Stored records:
● ● ● ●
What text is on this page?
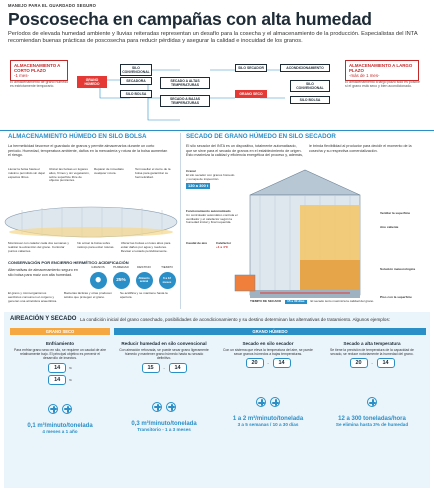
MANEJO PARA EL GUARDADO SEGURO
Poscosecha en campañas con alta humedad
Períodos de elevada humedad ambiente y lluvias reiteradas representan un desafío para la cosecha y el almacenamiento de la producción. Especialistas del INTA recomiendan buenas prácticas de poscosecha para reducir pérdidas y asegurar la calidad e inocuidad de los granos.
ALMACENAMIENTO A CORTO PLAZO
-1 mes-
El almacenamiento de grano húmedo es estrictamente temporario.
ALMACENAMIENTO A LARGO PLAZO
-más de 1 mes-
El almacenamiento a largo plazo solo es posible si el grano está seco y bien acondicionado.
GRANO HÚMEDO
SILO CONVENCIONAL
SILO BOLSA
SECADORA	SECADO A ALTAS TEMPERATURAS
SECADO A BAJAS TEMPERATURAS
SILO SECADOR
GRANO SECO
ACONDICIONAMIENTO
SILO CONVENCIONAL
SILO BOLSA
ALMACENAMIENTO HÚMEDO EN SILO BOLSA
La hermeticidad favorece el guardado de granos y permite almacenarlos durante un corto período. Humedad, temperatura ambiente, daños en la mercadería y rotura de la bolsa aumentan el riesgo.
Llenar la bolsa hasta el máximo permitido sin dejar espacios libres.
Ubicar las bolsas en lugares altos, firmes y sin vegetación, sobre superficie libre de objetos punzantes.
Reparar de inmediato cualquier rotura.
Termosellar el cierre de la bolsa para garantizar su hermeticidad.
Monitorear con calador cada dos semanas y realizar la extracción del grano. Controlar puntos calientes.
No armar la bolsa sobre rastrojo para evitar roturas.
Ubicar las bolsas en lotes altos para evitar daños por agua y roedores. Revisar el estado periódicamente.
CONSERVACIÓN POR ENCIERRO HERMÉTICO ACIDIFICACIÓN
Alternativas de almacenamiento seguro en silo bolsa para maíz con alta humedad.
GRANOS
⬤
HUMEDAD
25%
DESTINO
Alimento animal
TIEMPO
6 a 12 meses
El grano y microorganismos aeróbicos consumen el oxígeno y generan una atmósfera anaeróbica.
Bacterias lácticas y otras producen ácidos que protegen el grano.
Se acidifica y se mantiene hasta la apertura.
SECADO DE GRANO HÚMEDO EN SILO SECADOR
El silo secador del INTA es un dispositivo, totalmente automatizado, que se sirve para el secado de granos en el establecimiento de origen. Esto maximiza la calidad y eficiencia energética del proceso y, además, le brinda flexibilidad al productor para decidir el momento de la cosecha y su respectiva comercialización.
Cranal
El silo secador con granos húmedo y su tapa de inspección.
130 a 300 t
Funcionamiento automatizado
Un controlador automático controla el ventilador y el calefactor según la humedad inicial y final requerida.
Caudal de aire	Calefactor
+1 a 4°C
Ventilar la superficie
Aire caliente
Solución meteorológica
Piso con la superficie
TIEMPO DE SECADO	15 a 30 días	El secado lento maximiza la calidad del grano.
AIREACIÓN Y SECADO La condición inicial del grano cosechado, posibilidades de acondicionamiento y su destino determinan las alternativas de tratamiento. Algunos ejemplos:
GRANO SECO	GRANO HÚMEDO
Enfriamiento
Para enfriar grano seco en silo, se requiere un caudal de aire relativamente bajo. El principal objetivo es prevenir el desarrollo de insectos.
14	%
14	%
0,1 m³/minuto/tonelada
4 meses a 1 año
Reducir humedad en silo convencional
Con aireación reforzada, se puede secar grano ligeramente húmedo y mantener grano húmedo hasta su secado definitivo.
15	→	14
0,3 m³/minuto/tonelada
Transitorio - 1 a 3 meses
Secado en silo secador
Con un sistema que eleva la temperatura del aire, se puede secar granos húmedos a bajas temperaturas.
20	→	14
1 a 2 m³/minuto/tonelada
3 a 5 semanas / 10 a 30 días
Secado a alta temperatura
Se tiene la precisión de temperatura de la capacidad de secado, se reduce notoriamente la humedad del grano.
20	→	14
12 a 300 toneladas/hora
Se elimina hasta 3% de humedad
● ● ● ●
◆ **EXERCISE OBJECTIVE**
What is needed is the number of lines in these entries that include the word "daños"; please give it alone.

◆ **SOLVED PROBLEM**
2